- **What is needed**
Count every line below in which "мной" occurs, then give only the count.
* begin Data shown *
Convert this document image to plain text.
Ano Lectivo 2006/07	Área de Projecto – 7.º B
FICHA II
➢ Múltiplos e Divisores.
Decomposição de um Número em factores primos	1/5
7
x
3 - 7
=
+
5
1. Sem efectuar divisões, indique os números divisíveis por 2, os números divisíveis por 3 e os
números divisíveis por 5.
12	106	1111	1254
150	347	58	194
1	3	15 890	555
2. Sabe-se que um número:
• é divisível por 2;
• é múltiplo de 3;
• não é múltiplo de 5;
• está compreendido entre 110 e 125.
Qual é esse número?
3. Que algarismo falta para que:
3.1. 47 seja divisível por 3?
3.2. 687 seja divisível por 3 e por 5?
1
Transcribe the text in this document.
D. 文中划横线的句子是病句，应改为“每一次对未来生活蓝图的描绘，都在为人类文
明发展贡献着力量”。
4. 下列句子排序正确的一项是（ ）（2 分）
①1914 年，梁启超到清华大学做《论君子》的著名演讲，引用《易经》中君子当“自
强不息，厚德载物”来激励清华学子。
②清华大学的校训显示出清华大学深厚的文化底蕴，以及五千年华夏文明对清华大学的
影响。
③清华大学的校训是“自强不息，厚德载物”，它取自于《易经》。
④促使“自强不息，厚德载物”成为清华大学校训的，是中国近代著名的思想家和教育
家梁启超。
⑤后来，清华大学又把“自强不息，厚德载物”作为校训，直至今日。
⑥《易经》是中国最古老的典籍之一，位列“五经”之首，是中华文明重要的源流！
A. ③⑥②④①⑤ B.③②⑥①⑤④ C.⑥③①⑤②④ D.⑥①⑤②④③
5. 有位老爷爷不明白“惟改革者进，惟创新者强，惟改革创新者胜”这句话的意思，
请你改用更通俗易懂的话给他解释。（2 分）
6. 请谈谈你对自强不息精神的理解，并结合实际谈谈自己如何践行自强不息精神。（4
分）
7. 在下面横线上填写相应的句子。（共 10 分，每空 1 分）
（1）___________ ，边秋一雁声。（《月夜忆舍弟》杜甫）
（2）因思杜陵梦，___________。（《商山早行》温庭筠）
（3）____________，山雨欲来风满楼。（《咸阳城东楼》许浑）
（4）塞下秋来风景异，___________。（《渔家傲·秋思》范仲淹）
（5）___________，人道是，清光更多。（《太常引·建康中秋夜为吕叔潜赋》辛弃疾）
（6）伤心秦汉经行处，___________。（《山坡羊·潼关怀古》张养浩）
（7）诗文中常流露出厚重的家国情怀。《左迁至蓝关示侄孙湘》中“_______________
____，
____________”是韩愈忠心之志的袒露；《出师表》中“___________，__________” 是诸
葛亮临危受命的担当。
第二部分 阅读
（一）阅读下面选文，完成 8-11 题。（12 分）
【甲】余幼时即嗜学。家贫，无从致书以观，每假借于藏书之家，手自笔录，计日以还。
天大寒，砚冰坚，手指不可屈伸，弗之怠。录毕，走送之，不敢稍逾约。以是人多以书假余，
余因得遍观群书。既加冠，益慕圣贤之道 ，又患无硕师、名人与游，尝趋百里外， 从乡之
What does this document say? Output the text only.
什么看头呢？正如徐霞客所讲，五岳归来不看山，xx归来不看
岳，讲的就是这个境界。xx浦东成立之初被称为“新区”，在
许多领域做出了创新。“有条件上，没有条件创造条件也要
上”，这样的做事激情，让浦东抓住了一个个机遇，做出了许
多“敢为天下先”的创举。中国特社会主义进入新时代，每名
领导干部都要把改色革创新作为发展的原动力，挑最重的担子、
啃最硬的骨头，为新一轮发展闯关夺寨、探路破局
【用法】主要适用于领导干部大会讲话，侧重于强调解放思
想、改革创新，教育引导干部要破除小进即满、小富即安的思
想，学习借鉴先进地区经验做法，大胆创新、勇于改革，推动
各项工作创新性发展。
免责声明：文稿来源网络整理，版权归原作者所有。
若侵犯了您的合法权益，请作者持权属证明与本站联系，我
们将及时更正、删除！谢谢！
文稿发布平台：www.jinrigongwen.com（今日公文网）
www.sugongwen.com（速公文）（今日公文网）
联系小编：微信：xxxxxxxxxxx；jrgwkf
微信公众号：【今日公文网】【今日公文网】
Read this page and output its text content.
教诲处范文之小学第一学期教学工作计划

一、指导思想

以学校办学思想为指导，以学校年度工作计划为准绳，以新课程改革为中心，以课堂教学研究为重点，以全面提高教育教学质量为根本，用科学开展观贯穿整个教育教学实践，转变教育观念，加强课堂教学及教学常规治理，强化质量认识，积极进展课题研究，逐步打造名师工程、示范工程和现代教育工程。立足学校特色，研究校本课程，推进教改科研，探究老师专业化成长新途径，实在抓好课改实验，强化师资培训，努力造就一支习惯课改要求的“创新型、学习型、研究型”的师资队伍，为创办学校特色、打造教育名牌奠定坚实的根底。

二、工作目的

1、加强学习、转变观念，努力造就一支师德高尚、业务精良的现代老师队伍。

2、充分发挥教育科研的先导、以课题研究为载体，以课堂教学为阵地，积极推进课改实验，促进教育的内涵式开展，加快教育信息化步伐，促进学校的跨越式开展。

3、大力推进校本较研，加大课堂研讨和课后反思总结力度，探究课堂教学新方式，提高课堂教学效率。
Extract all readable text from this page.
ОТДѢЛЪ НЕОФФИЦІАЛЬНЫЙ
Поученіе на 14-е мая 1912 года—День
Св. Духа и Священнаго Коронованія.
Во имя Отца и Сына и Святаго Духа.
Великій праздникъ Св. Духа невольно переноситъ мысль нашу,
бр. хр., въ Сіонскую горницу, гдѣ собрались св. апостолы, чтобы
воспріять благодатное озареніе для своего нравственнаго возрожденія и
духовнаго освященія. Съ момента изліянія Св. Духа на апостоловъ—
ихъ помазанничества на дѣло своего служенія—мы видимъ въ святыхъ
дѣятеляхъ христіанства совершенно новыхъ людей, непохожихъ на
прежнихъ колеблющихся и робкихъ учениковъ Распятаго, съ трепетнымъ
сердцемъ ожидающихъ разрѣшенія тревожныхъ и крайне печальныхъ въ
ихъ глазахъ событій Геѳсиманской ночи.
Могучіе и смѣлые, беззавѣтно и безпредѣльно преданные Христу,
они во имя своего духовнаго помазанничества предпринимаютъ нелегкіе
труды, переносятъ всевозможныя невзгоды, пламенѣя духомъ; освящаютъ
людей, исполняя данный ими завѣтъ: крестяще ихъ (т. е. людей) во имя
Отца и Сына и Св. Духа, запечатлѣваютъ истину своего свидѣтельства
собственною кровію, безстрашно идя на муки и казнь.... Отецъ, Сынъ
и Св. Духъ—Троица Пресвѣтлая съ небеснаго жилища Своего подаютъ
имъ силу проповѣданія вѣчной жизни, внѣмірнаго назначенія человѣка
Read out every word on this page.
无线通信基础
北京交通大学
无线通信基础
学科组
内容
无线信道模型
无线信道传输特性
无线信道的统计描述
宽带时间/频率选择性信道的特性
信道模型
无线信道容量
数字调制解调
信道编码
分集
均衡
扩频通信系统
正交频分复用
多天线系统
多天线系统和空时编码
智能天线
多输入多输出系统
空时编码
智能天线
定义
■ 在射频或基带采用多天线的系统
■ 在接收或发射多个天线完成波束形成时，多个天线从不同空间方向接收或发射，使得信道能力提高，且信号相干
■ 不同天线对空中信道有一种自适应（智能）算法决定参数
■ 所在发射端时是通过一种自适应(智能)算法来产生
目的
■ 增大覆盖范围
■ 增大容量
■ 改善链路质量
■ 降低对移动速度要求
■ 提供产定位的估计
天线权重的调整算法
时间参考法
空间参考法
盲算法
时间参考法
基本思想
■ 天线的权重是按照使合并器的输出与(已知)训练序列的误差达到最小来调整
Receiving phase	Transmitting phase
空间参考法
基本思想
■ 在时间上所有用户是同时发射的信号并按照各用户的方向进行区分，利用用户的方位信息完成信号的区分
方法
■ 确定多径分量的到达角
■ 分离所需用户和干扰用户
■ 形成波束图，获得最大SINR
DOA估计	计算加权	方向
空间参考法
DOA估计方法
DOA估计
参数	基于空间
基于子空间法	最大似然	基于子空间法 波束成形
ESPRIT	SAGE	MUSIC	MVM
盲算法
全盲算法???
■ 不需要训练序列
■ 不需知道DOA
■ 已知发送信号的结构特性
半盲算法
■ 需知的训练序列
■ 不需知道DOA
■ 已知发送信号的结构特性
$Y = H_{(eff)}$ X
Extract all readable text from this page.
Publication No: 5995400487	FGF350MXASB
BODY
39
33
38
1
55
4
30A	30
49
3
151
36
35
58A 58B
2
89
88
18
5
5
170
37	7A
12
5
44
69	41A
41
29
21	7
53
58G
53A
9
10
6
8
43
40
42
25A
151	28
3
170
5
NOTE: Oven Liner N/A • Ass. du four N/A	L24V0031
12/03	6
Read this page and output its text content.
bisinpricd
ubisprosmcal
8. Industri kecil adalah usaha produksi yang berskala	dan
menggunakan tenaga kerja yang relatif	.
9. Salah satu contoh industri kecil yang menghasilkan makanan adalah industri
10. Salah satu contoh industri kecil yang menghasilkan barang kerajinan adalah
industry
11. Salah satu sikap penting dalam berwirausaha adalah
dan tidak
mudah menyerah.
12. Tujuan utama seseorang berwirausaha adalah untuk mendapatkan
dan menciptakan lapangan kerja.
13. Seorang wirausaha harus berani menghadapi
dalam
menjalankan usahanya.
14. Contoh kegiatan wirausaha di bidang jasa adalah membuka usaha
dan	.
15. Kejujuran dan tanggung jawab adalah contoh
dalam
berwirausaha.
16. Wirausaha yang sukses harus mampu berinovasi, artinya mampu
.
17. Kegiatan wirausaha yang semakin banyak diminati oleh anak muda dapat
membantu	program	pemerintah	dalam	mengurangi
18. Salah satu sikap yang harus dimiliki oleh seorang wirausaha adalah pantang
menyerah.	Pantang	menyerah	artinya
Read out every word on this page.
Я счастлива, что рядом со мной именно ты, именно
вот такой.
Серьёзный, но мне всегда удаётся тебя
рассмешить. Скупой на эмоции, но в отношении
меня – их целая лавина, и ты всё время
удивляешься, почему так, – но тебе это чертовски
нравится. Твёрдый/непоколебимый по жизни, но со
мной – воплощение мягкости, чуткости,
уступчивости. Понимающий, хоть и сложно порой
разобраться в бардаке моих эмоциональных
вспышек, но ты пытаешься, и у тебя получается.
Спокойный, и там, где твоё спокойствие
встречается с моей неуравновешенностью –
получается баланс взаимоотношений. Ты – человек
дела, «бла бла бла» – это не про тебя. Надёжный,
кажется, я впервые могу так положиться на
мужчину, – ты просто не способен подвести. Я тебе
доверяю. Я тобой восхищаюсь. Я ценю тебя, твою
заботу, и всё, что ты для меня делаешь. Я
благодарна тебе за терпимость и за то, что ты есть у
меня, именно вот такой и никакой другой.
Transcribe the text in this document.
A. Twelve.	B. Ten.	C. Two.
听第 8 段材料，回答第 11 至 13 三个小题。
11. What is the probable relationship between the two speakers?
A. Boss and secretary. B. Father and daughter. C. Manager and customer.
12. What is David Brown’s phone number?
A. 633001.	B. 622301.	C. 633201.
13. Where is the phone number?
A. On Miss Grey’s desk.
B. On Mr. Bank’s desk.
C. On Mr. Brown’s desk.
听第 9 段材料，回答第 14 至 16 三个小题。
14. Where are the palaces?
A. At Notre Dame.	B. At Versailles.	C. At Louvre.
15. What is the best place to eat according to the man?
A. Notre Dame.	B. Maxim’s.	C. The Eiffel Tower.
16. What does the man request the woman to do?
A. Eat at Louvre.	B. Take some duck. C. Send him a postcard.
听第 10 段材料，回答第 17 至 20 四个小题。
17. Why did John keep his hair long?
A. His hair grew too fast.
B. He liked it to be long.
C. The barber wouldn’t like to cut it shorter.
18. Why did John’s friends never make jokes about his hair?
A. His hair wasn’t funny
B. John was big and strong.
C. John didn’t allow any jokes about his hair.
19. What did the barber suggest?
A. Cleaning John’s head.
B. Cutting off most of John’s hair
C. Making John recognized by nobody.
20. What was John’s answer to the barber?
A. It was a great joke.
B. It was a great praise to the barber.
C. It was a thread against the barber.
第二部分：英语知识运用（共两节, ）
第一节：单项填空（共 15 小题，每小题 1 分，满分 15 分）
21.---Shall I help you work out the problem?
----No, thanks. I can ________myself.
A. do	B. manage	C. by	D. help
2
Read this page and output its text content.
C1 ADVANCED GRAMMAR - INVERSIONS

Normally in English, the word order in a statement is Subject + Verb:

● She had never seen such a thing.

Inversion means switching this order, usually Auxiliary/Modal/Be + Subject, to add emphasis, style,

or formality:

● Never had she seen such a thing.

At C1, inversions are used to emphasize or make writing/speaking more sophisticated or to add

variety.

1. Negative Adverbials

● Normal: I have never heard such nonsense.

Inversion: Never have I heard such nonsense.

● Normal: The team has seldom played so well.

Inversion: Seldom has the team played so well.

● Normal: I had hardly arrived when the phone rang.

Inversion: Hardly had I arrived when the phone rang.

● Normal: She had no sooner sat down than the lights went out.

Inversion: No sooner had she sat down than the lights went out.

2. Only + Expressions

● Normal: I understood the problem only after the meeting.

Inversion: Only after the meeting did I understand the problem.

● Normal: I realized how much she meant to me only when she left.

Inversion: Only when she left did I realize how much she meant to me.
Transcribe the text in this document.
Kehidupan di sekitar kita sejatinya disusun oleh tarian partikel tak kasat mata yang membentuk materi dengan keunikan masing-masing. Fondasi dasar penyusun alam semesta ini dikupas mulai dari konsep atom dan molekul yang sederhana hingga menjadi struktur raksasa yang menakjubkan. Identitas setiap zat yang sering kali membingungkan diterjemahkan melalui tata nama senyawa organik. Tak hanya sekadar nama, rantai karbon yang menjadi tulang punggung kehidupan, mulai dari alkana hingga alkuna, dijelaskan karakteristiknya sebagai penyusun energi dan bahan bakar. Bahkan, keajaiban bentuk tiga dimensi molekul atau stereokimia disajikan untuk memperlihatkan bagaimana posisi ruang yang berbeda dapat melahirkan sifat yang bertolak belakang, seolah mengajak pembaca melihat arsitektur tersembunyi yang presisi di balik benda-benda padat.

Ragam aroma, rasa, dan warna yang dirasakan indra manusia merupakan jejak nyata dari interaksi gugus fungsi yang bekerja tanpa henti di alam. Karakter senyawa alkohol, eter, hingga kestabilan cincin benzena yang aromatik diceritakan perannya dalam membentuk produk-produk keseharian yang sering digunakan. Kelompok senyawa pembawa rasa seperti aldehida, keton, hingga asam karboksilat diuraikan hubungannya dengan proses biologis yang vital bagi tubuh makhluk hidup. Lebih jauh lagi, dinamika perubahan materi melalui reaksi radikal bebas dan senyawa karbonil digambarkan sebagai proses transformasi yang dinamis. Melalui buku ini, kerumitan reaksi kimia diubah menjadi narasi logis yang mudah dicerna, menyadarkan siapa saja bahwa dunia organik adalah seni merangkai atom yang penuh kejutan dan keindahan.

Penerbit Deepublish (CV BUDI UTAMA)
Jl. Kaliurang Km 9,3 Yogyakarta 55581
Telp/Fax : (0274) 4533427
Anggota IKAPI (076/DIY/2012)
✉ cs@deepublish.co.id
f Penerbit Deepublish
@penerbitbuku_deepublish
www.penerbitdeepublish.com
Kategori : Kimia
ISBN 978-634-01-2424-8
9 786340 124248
* end Data shown *
- **Solution for this exercise**
2